====== Data extract ======

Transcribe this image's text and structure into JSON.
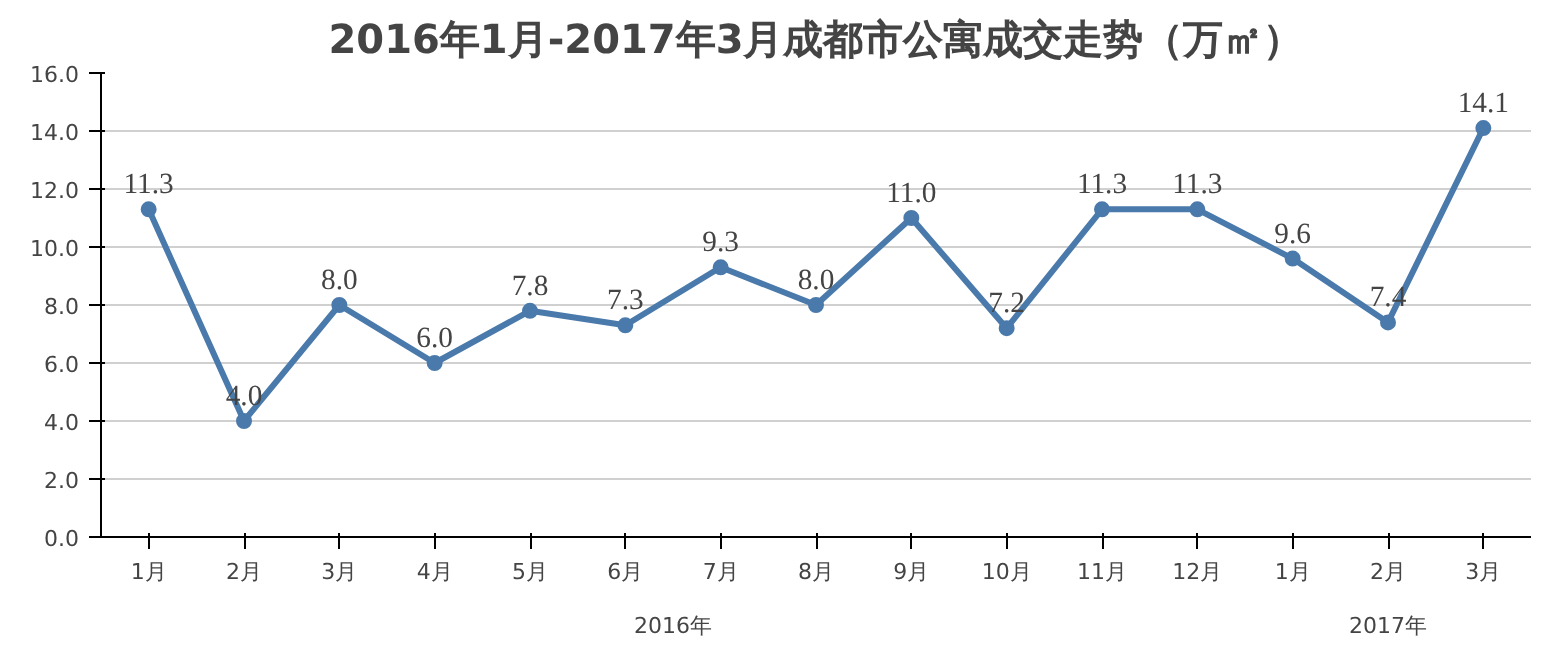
{
  "chart_data": {
    "type": "line",
    "title": "2016年1月-2017年3月成都市公寓成交走势（万㎡）",
    "categories": [
      "1月",
      "2月",
      "3月",
      "4月",
      "5月",
      "6月",
      "7月",
      "8月",
      "9月",
      "10月",
      "11月",
      "12月",
      "1月",
      "2月",
      "3月"
    ],
    "series": [
      {
        "color": "#4a7aab",
        "values": [
          11.3,
          4.0,
          8.0,
          6.0,
          7.8,
          7.3,
          9.3,
          8.0,
          11.0,
          7.2,
          11.3,
          11.3,
          9.6,
          7.4,
          14.1
        ]
      }
    ],
    "ylim": [
      0,
      16
    ],
    "yticks": [
      {
        "value": 0,
        "label": "0.0"
      },
      {
        "value": 2,
        "label": "2.0"
      },
      {
        "value": 4,
        "label": "4.0"
      },
      {
        "value": 6,
        "label": "6.0"
      },
      {
        "value": 8,
        "label": "8.0"
      },
      {
        "value": 10,
        "label": "10.0"
      },
      {
        "value": 12,
        "label": "12.0"
      },
      {
        "value": 14,
        "label": "14.0"
      },
      {
        "value": 16,
        "label": "16.0"
      }
    ],
    "annotations": [
      "2016年",
      "2017年"
    ],
    "value_labels": [
      "11.3",
      "4.0",
      "8.0",
      "6.0",
      "7.8",
      "7.3",
      "9.3",
      "8.0",
      "11.0",
      "7.2",
      "11.3",
      "11.3",
      "9.6",
      "7.4",
      "14.1"
    ],
    "grid": "y",
    "marker": "circle",
    "line_style": "solid"
  }
}
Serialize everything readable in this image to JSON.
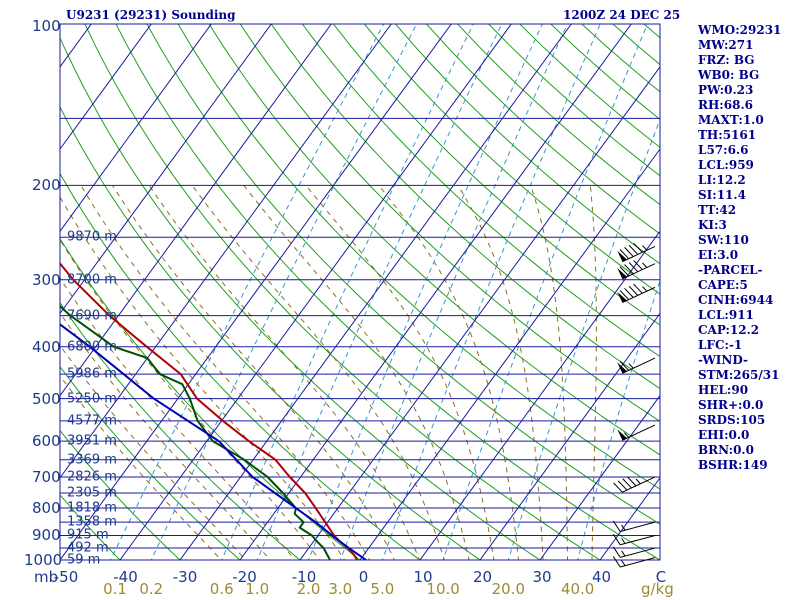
{
  "header": {
    "station": "U9231 (29231) Sounding",
    "time": "1200Z 24 DEC 25"
  },
  "params": [
    "WMO:29231",
    "MW:271",
    "FRZ: BG",
    "WB0: BG",
    "PW:0.23",
    "RH:68.6",
    "MAXT:1.0",
    "TH:5161",
    "L57:6.6",
    "LCL:959",
    "LI:12.2",
    "SI:11.4",
    "TT:42",
    "KI:3",
    "SW:110",
    "EI:3.0",
    "-PARCEL-",
    "CAPE:5",
    "CINH:6944",
    "LCL:911",
    "CAP:12.2",
    "LFC:-1",
    "-WIND-",
    "STM:265/31",
    "HEL:90",
    "SHR+:0.0",
    "SRDS:105",
    "EHI:0.0",
    "BRN:0.0",
    "BSHR:149"
  ],
  "axes": {
    "unit_label": "mb",
    "mixing_unit_label": "g/kg",
    "pressure_labels": [
      "100",
      "200",
      "300",
      "400",
      "500",
      "600",
      "700",
      "800",
      "900",
      "1000"
    ],
    "temp_labels": [
      "-50",
      "-40",
      "-30",
      "-20",
      "-10",
      "0",
      "10",
      "20",
      "30",
      "40",
      "C"
    ],
    "mixing_labels": [
      "0.1",
      "0.2",
      "0.6",
      "1.0",
      "2.0",
      "3.0",
      "5.0",
      "10.0",
      "20.0",
      "40.0"
    ]
  },
  "colors": {
    "isobar": "#1a1aa0",
    "isotherm": "#1a1aa0",
    "dry_adiabat": "#1fa01f",
    "moist_adiabat": "#8c6e1e",
    "mixing": "#3399cc",
    "temperature": "#b40000",
    "dewpoint": "#005000",
    "parcel": "#0000b4",
    "barb": "#000000"
  },
  "chart_data": {
    "type": "skew-t",
    "title": "U9231 (29231) Sounding",
    "xlabel": "Temperature (C)",
    "ylabel": "Pressure (mb)",
    "pressure_range": [
      1000,
      100
    ],
    "temperature_range_bottom": [
      -50,
      50
    ],
    "isobars": [
      1000,
      950,
      900,
      850,
      800,
      750,
      700,
      650,
      600,
      550,
      500,
      450,
      400,
      350,
      300,
      250,
      200,
      150,
      100
    ],
    "heights": [
      {
        "label": "59 m",
        "p": 1000
      },
      {
        "label": "492 m",
        "p": 950
      },
      {
        "label": "915 m",
        "p": 900
      },
      {
        "label": "1358 m",
        "p": 850
      },
      {
        "label": "1818 m",
        "p": 800
      },
      {
        "label": "2305 m",
        "p": 750
      },
      {
        "label": "2826 m",
        "p": 700
      },
      {
        "label": "3369 m",
        "p": 650
      },
      {
        "label": "3951 m",
        "p": 600
      },
      {
        "label": "4577 m",
        "p": 550
      },
      {
        "label": "5250 m",
        "p": 500
      },
      {
        "label": "5986 m",
        "p": 450
      },
      {
        "label": "6800 m",
        "p": 400
      },
      {
        "label": "7690 m",
        "p": 350
      },
      {
        "label": "8700 m",
        "p": 300
      },
      {
        "label": "9870 m",
        "p": 250
      }
    ],
    "series": [
      {
        "name": "Temperature",
        "p": [
          1000,
          980,
          950,
          925,
          900,
          850,
          800,
          750,
          700,
          650,
          600,
          550,
          500,
          450,
          400,
          350,
          300,
          250,
          200
        ],
        "t": [
          -0.5,
          -1.5,
          -3.5,
          -5.5,
          -7.3,
          -10.4,
          -13.7,
          -17.3,
          -21.8,
          -26.3,
          -33,
          -39.8,
          -46.8,
          -52.5,
          -61.5,
          -71.5,
          -81.9,
          -92.8,
          -99
        ]
      },
      {
        "name": "Dewpoint",
        "p": [
          1000,
          950,
          925,
          900,
          870,
          850,
          820,
          800,
          750,
          700,
          650,
          600,
          550,
          500,
          470,
          450,
          420,
          400,
          350,
          300,
          250,
          200
        ],
        "t": [
          -5,
          -7.5,
          -9.3,
          -11,
          -14,
          -14,
          -16.5,
          -17,
          -21,
          -25.5,
          -31.5,
          -39,
          -44,
          -48,
          -51,
          -56,
          -60,
          -67,
          -78,
          -89,
          -100,
          -115
        ]
      },
      {
        "name": "Parcel",
        "p": [
          1000,
          950,
          911,
          850,
          800,
          700,
          600,
          500,
          400,
          300,
          200,
          150,
          100
        ],
        "t": [
          1.0,
          -3.3,
          -6.7,
          -12,
          -17,
          -28,
          -38,
          -54,
          -71,
          -94,
          -121,
          -140,
          -162
        ]
      }
    ],
    "wind_barbs": [
      {
        "p": 990,
        "dir": 255,
        "spd": 15
      },
      {
        "p": 950,
        "dir": 255,
        "spd": 15
      },
      {
        "p": 900,
        "dir": 255,
        "spd": 15
      },
      {
        "p": 850,
        "dir": 255,
        "spd": 15
      },
      {
        "p": 700,
        "dir": 245,
        "spd": 45
      },
      {
        "p": 560,
        "dir": 245,
        "spd": 55
      },
      {
        "p": 420,
        "dir": 245,
        "spd": 65
      },
      {
        "p": 310,
        "dir": 245,
        "spd": 95
      },
      {
        "p": 280,
        "dir": 245,
        "spd": 95
      },
      {
        "p": 260,
        "dir": 245,
        "spd": 95
      }
    ]
  }
}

======

* _What you should do_: Determine how many lines in the listing above hold the string "Sounding", then write only the number.

* _Written answer_: 2